Exercise details: Restate the complete material exactly.

Stored items
* START *
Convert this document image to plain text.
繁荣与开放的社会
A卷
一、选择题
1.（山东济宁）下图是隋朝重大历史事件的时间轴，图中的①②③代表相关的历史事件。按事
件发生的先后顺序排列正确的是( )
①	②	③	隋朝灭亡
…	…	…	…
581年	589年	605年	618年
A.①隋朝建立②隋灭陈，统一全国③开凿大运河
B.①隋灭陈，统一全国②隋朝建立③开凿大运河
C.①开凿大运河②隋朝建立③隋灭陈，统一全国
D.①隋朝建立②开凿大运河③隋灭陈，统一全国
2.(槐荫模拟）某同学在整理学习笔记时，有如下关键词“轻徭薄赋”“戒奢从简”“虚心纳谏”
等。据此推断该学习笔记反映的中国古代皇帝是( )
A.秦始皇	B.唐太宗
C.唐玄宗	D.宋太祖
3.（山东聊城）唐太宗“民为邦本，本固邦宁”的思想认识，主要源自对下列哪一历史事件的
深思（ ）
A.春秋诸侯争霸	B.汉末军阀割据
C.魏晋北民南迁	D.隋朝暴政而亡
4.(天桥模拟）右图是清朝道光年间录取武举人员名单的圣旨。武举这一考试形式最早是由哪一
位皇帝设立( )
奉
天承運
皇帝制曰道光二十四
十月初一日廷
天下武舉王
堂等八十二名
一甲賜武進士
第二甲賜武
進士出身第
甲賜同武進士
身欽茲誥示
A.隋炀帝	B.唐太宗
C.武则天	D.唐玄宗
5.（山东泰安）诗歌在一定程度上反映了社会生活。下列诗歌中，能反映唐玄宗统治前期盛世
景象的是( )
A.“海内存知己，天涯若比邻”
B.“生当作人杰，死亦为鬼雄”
* END *
Final result:
Convert this document image to plain text.
繁荣与开放的社会
A卷
一、选择题
1.（山东济宁）下图是隋朝重大历史事件的时间轴，图中的①②③代表相关的历史事件。按事
件发生的先后顺序排列正确的是( )
①	②	③	隋朝灭亡
…	…	…	…
581年	589年	605年	618年
A.①隋朝建立②隋灭陈，统一全国③开凿大运河
B.①隋灭陈，统一全国②隋朝建立③开凿大运河
C.①开凿大运河②隋朝建立③隋灭陈，统一全国
D.①隋朝建立②开凿大运河③隋灭陈，统一全国
2.(槐荫模拟）某同学在整理学习笔记时，有如下关键词“轻徭薄赋”“戒奢从简”“虚心纳谏”
等。据此推断该学习笔记反映的中国古代皇帝是( )
A.秦始皇	B.唐太宗
C.唐玄宗	D.宋太祖
3.（山东聊城）唐太宗“民为邦本，本固邦宁”的思想认识，主要源自对下列哪一历史事件的
深思（ ）
A.春秋诸侯争霸	B.汉末军阀割据
C.魏晋北民南迁	D.隋朝暴政而亡
4.(天桥模拟）右图是清朝道光年间录取武举人员名单的圣旨。武举这一考试形式最早是由哪一
位皇帝设立( )
奉
天承運
皇帝制曰道光二十四
十月初一日廷
天下武舉王
堂等八十二名
一甲賜武進士
第二甲賜武
進士出身第
甲賜同武進士
身欽茲誥示
A.隋炀帝	B.唐太宗
C.武则天	D.唐玄宗
5.（山东泰安）诗歌在一定程度上反映了社会生活。下列诗歌中，能反映唐玄宗统治前期盛世
景象的是( )
A.“海内存知己，天涯若比邻”
B.“生当作人杰，死亦为鬼雄”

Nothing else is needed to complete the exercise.